---- Data
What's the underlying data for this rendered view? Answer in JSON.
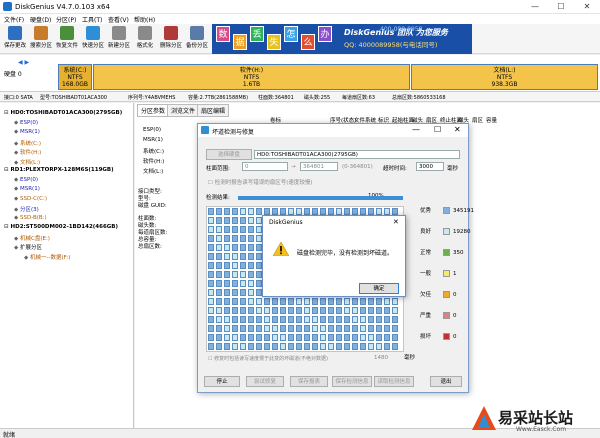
{
  "window": {
    "title": "DiskGenius V4.7.0.103 x64",
    "min": "—",
    "max": "☐",
    "close": "✕"
  },
  "menu": [
    "文件(F)",
    "硬盘(D)",
    "分区(P)",
    "工具(T)",
    "查看(V)",
    "帮助(H)"
  ],
  "toolbar": [
    {
      "label": "保存更改",
      "color": "#2e6fbf",
      "icon": "save-icon"
    },
    {
      "label": "搜索分区",
      "color": "#c97b2d",
      "icon": "search-icon"
    },
    {
      "label": "恢复文件",
      "color": "#4a8f3a",
      "icon": "recover-icon"
    },
    {
      "label": "快速分区",
      "color": "#2f8fd6",
      "icon": "quick-partition-icon"
    },
    {
      "label": "新建分区",
      "color": "#8a8a8a",
      "icon": "new-partition-icon"
    },
    {
      "label": "格式化",
      "color": "#8a8a8a",
      "icon": "format-icon"
    },
    {
      "label": "删除分区",
      "color": "#b03a3a",
      "icon": "delete-partition-icon"
    },
    {
      "label": "备份分区",
      "color": "#5a7aa8",
      "icon": "backup-icon"
    }
  ],
  "banner": {
    "tiles": [
      {
        "t": "数",
        "c": "#d94a8c"
      },
      {
        "t": "据",
        "c": "#f0a020"
      },
      {
        "t": "丢",
        "c": "#2fb35a"
      },
      {
        "t": "失",
        "c": "#e6c220"
      },
      {
        "t": "怎",
        "c": "#3aa3e8"
      },
      {
        "t": "么",
        "c": "#e05030"
      },
      {
        "t": "办",
        "c": "#8a4fcf"
      }
    ],
    "brand": "DiskGenius 团队 为您服务",
    "phone": "QQ: 4000089958(与电话同号)",
    "number": "400-008-9958"
  },
  "disk": {
    "label": "硬盘 0",
    "partitions": [
      {
        "name": "系统(C:)",
        "fs": "NTFS",
        "size": "168.0GB",
        "color": "#e8b030"
      },
      {
        "name": "软件(H:)",
        "fs": "NTFS",
        "size": "1.6TB",
        "color": "#f4c44a"
      },
      {
        "name": "文档(L:)",
        "fs": "NTFS",
        "size": "938.3GB",
        "color": "#f4c44a"
      }
    ]
  },
  "infobar": {
    "iface": "接口:0  SATA",
    "model": "型号:TOSHIBADT01ACA300",
    "serial": "序列号:Y4ABVMEHS",
    "capacity": "容量:2.7TB(2861588MB)",
    "cyl": "柱面数:364801",
    "heads": "磁头数:255",
    "spt": "每道扇区数:63",
    "total": "总扇区数:5860533168"
  },
  "tree": [
    {
      "t": "HD0:TOSHIBADT01ACA300(2795GB)",
      "c": "#000",
      "indent": 0
    },
    {
      "t": "ESP(0)",
      "c": "#1a1ab0",
      "indent": 1
    },
    {
      "t": "MSR(1)",
      "c": "#1a1ab0",
      "indent": 1
    },
    {
      "t": "系统(C:)",
      "c": "#b05a00",
      "indent": 1
    },
    {
      "t": "软件(H:)",
      "c": "#b05a00",
      "indent": 1
    },
    {
      "t": "文档(L:)",
      "c": "#b05a00",
      "indent": 1
    },
    {
      "t": "RD1:PLEXTORPX-128M6S(119GB)",
      "c": "#000",
      "indent": 0
    },
    {
      "t": "ESP(0)",
      "c": "#1a1ab0",
      "indent": 1
    },
    {
      "t": "MSR(1)",
      "c": "#1a1ab0",
      "indent": 1
    },
    {
      "t": "SSD-C(C:)",
      "c": "#b05a00",
      "indent": 1
    },
    {
      "t": "分区(3)",
      "c": "#1a1ab0",
      "indent": 1
    },
    {
      "t": "SSD-B(B:)",
      "c": "#b05a00",
      "indent": 1
    },
    {
      "t": "HD2:ST500DM002-1BD142(466GB)",
      "c": "#000",
      "indent": 0
    },
    {
      "t": "机械C盘(E:)",
      "c": "#b05a00",
      "indent": 1
    },
    {
      "t": "扩展分区",
      "c": "#000",
      "indent": 1
    },
    {
      "t": "机械一--数据(F:)",
      "c": "#b05a00",
      "indent": 2
    }
  ],
  "tabs": [
    "分区参数",
    "浏览文件",
    "扇区编辑"
  ],
  "panel": {
    "header": [
      "卷标",
      "序号(状态)",
      "文件系统",
      "标识",
      "起始柱面",
      "磁头",
      "扇区",
      "终止柱面",
      "磁头",
      "扇区",
      "容量"
    ],
    "rows": [
      "ESP(0)",
      "MSR(1)",
      "系统(C:)",
      "软件(H:)",
      "文档(L:)"
    ],
    "lower": [
      "接口类型:",
      "型号:",
      "磁盘 GUID:",
      "柱面数:",
      "磁头数:",
      "每道扇区数:",
      "总容量:",
      "总扇区数:"
    ]
  },
  "dialog": {
    "title": "坏道检测与修复",
    "select_disk": "选择硬盘",
    "disk_value": "HD0:TOSHIBADT01ACA300(2795GB)",
    "range_label": "柱面范围:",
    "range_from": "0",
    "range_to": "364801",
    "range_hint": "(0-364801)",
    "timeout_label": "超时时间:",
    "timeout_value": "3000",
    "timeout_unit": "毫秒",
    "check_label": "检测时报告读写错误的扇区号(速度较慢)",
    "result_label": "检测结果:",
    "percent": "100%",
    "progress": 1.0,
    "legend": [
      {
        "name": "优秀",
        "color": "#7fb0e0",
        "count": "345191"
      },
      {
        "name": "良好",
        "color": "#c8e8f0",
        "count": "19280"
      },
      {
        "name": "正常",
        "color": "#6ab04c",
        "count": "350"
      },
      {
        "name": "一般",
        "color": "#f5e96a",
        "count": "1"
      },
      {
        "name": "欠佳",
        "color": "#f0a830",
        "count": "0"
      },
      {
        "name": "严重",
        "color": "#e08080",
        "count": "0"
      },
      {
        "name": "损坏",
        "color": "#c03030",
        "count": "0"
      }
    ],
    "repair_label": "修复时包括读写速度慢于此变的坏磁道(不绝对数据)",
    "repair_value": "1480",
    "repair_unit": "毫秒",
    "buttons": [
      {
        "label": "停止",
        "dis": false
      },
      {
        "label": "尝试修复",
        "dis": true
      },
      {
        "label": "保存报表",
        "dis": true
      },
      {
        "label": "保存检测信息",
        "dis": true
      },
      {
        "label": "读取检测信息",
        "dis": true
      },
      {
        "label": "退出",
        "dis": false
      }
    ]
  },
  "message": {
    "title": "DiskGenius",
    "text": "磁盘检测完毕，没有检测到坏磁道。",
    "ok": "确定"
  },
  "status": "就绪",
  "watermark": {
    "text": "易采站长站",
    "sub": "Www.Easck.Com"
  }
}
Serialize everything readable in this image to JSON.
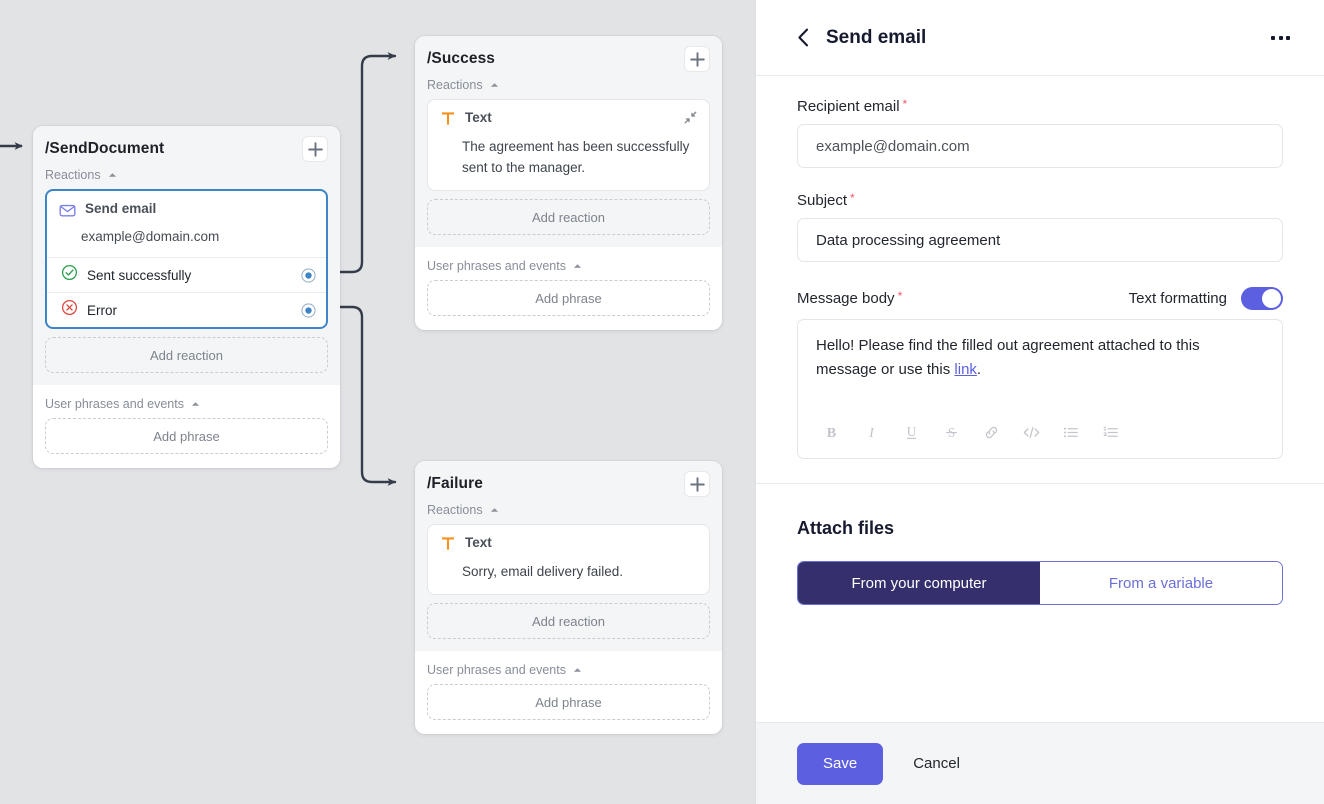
{
  "canvas": {
    "nodes": [
      {
        "title": "/SendDocument",
        "add_button": "+",
        "reactions_label": "Reactions",
        "reaction": {
          "icon": "envelope-icon",
          "name": "Send email",
          "value": "example@domain.com",
          "selected": true,
          "outcomes": [
            {
              "icon": "check-circle-icon",
              "label": "Sent successfully"
            },
            {
              "icon": "error-circle-icon",
              "label": "Error"
            }
          ]
        },
        "add_reaction_label": "Add reaction",
        "phrases_label": "User phrases and events",
        "add_phrase_label": "Add phrase"
      },
      {
        "title": "/Success",
        "add_button": "+",
        "reactions_label": "Reactions",
        "reaction": {
          "icon": "text-icon",
          "name": "Text",
          "body": "The agreement has been successfully sent to the manager."
        },
        "add_reaction_label": "Add reaction",
        "phrases_label": "User phrases and events",
        "add_phrase_label": "Add phrase"
      },
      {
        "title": "/Failure",
        "add_button": "+",
        "reactions_label": "Reactions",
        "reaction": {
          "icon": "text-icon",
          "name": "Text",
          "body": "Sorry, email delivery failed."
        },
        "add_reaction_label": "Add reaction",
        "phrases_label": "User phrases and events",
        "add_phrase_label": "Add phrase"
      }
    ]
  },
  "panel": {
    "header": {
      "back_icon": "chevron-left-icon",
      "title": "Send email",
      "menu_icon": "more-horizontal-icon"
    },
    "form": {
      "recipient": {
        "label": "Recipient email",
        "required_mark": "*",
        "value": "example@domain.com",
        "placeholder": "example@domain.com"
      },
      "subject": {
        "label": "Subject",
        "required_mark": "*",
        "value": "Data processing agreement",
        "placeholder": "Subject"
      },
      "message": {
        "label": "Message body",
        "required_mark": "*",
        "formatting_label": "Text formatting",
        "formatting_on": true,
        "body_before_link": "Hello! Please find the filled out agreement attached to this message or use this ",
        "body_link": "link",
        "body_after_link": ".",
        "toolbar": [
          {
            "name": "bold-icon",
            "glyph": "B"
          },
          {
            "name": "italic-icon",
            "glyph": "I"
          },
          {
            "name": "underline-icon",
            "glyph": "U"
          },
          {
            "name": "strikethrough-icon",
            "glyph": "S"
          },
          {
            "name": "link-icon",
            "glyph": "link"
          },
          {
            "name": "code-icon",
            "glyph": "</>"
          },
          {
            "name": "bulleted-list-icon",
            "glyph": "list"
          },
          {
            "name": "numbered-list-icon",
            "glyph": "olist"
          }
        ]
      }
    },
    "attach": {
      "title": "Attach files",
      "tabs": [
        {
          "label": "From your computer",
          "selected": true
        },
        {
          "label": "From a variable",
          "selected": false
        }
      ]
    },
    "footer": {
      "save_label": "Save",
      "cancel_label": "Cancel"
    }
  },
  "colors": {
    "accent": "#5b5fe0",
    "accent_dark": "#35306d",
    "required": "#f3576a",
    "success": "#2e9e4f",
    "error": "#e0483f",
    "selection_border": "#3d85c6",
    "text_icon": "#f5911e",
    "envelope_icon": "#7b7fe8",
    "canvas_bg": "#e2e3e5"
  }
}
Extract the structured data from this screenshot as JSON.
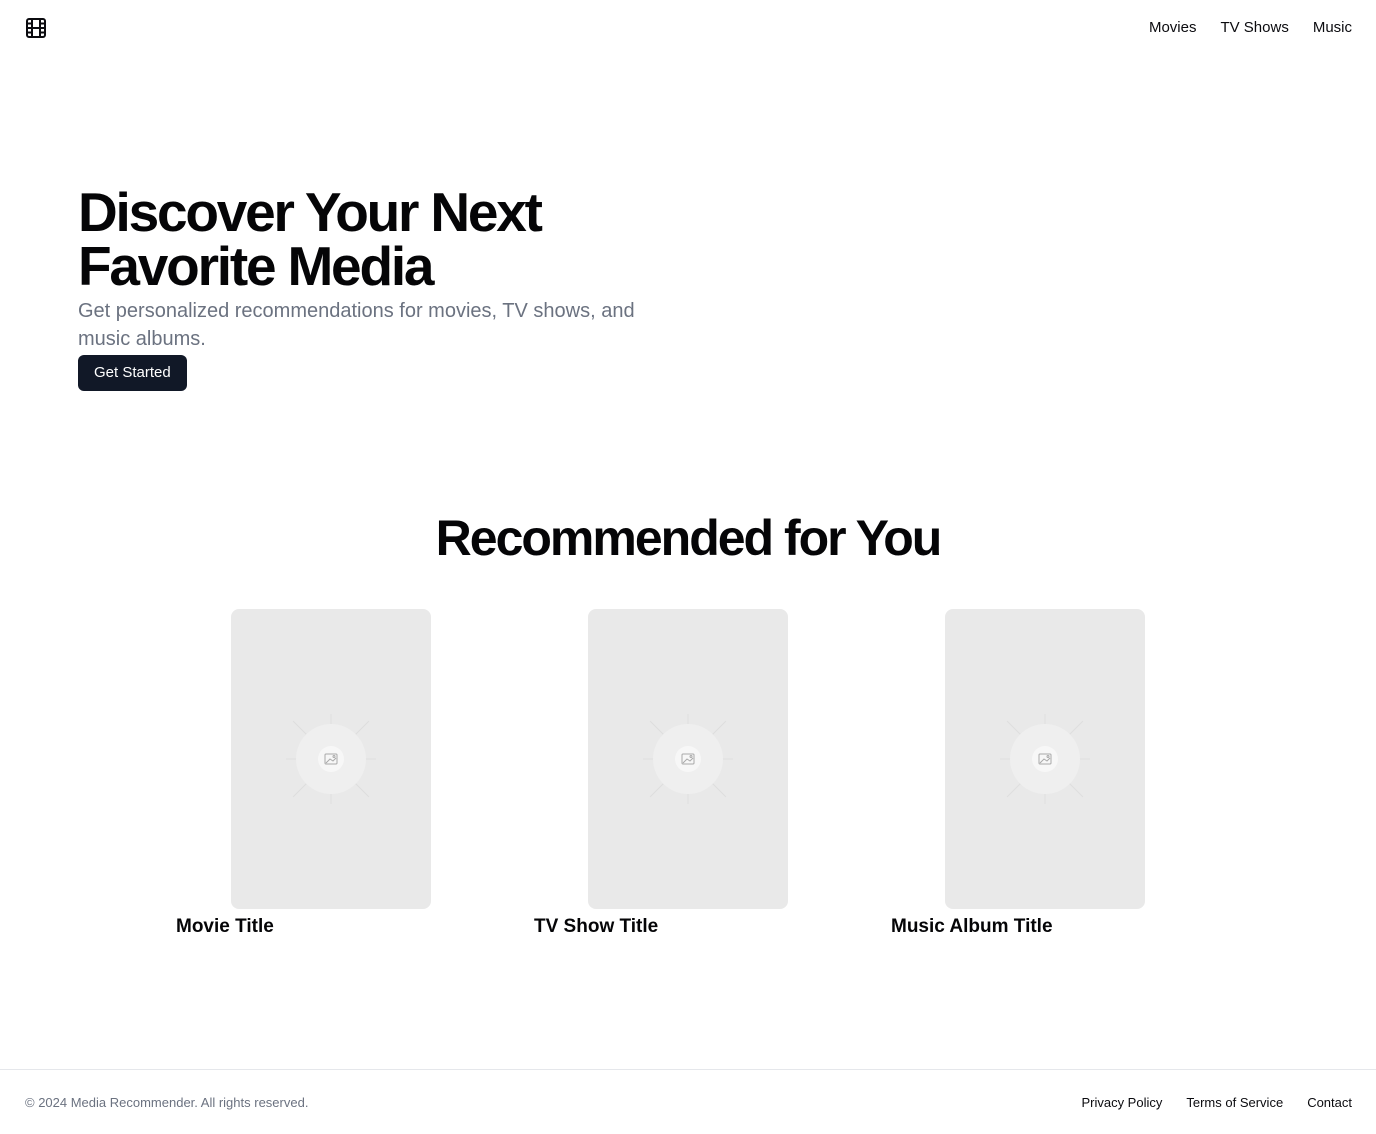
{
  "header": {
    "logo_icon": "film-icon",
    "nav": [
      {
        "label": "Movies"
      },
      {
        "label": "TV Shows"
      },
      {
        "label": "Music"
      }
    ]
  },
  "hero": {
    "title_line1": "Discover Your Next",
    "title_line2": "Favorite Media",
    "subtitle": "Get personalized recommendations for movies, TV shows, and music albums.",
    "cta_label": "Get Started"
  },
  "recommended": {
    "heading": "Recommended for You",
    "cards": [
      {
        "title": "Movie Title",
        "image_icon": "image-placeholder-icon"
      },
      {
        "title": "TV Show Title",
        "image_icon": "image-placeholder-icon"
      },
      {
        "title": "Music Album Title",
        "image_icon": "image-placeholder-icon"
      }
    ]
  },
  "footer": {
    "copyright": "© 2024 Media Recommender. All rights reserved.",
    "links": [
      {
        "label": "Privacy Policy"
      },
      {
        "label": "Terms of Service"
      },
      {
        "label": "Contact"
      }
    ]
  },
  "colors": {
    "cta_bg": "#111827",
    "muted_text": "#6b7280",
    "placeholder_bg": "#e9e9e9"
  }
}
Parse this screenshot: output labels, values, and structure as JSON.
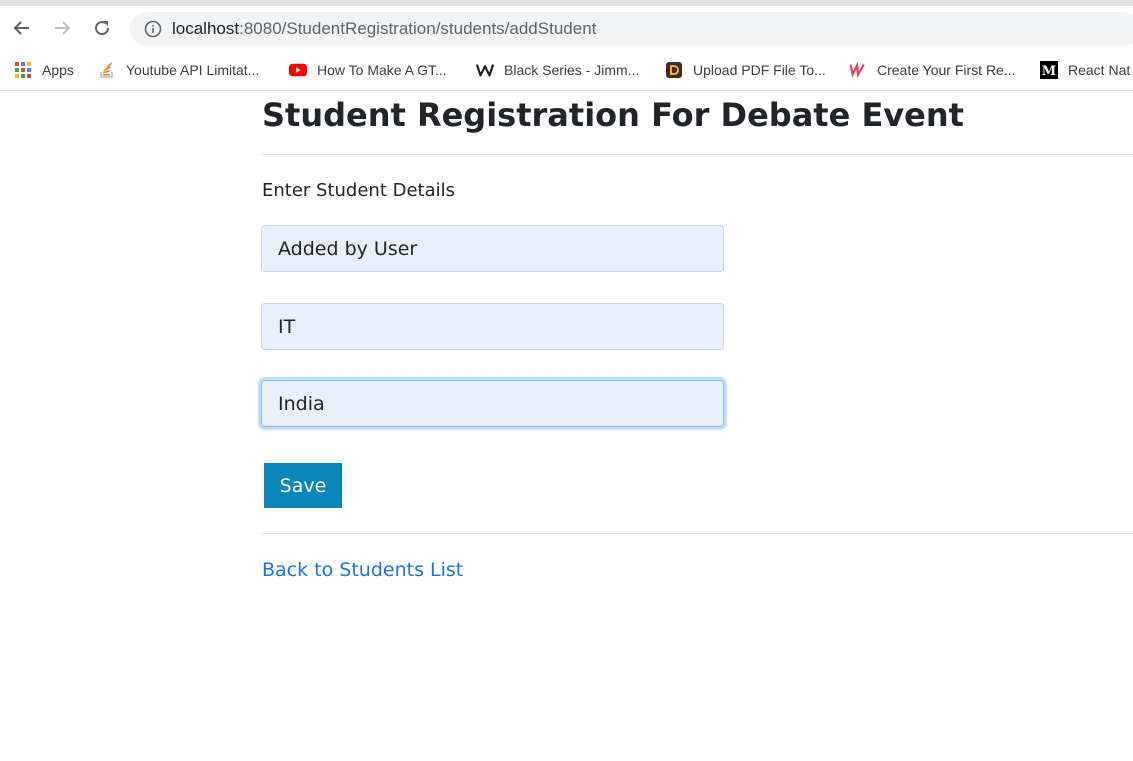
--------
## What is needed
Identify each line holding the string "JSON", and copy it out.

## Task answer
What's the underlying data for this rendered view? Answer in JSON.
Serialize everything readable in this image to JSON.
Extract the structured data from this screenshot as JSON.
Parse this screenshot: output labels, values, and structure as JSON.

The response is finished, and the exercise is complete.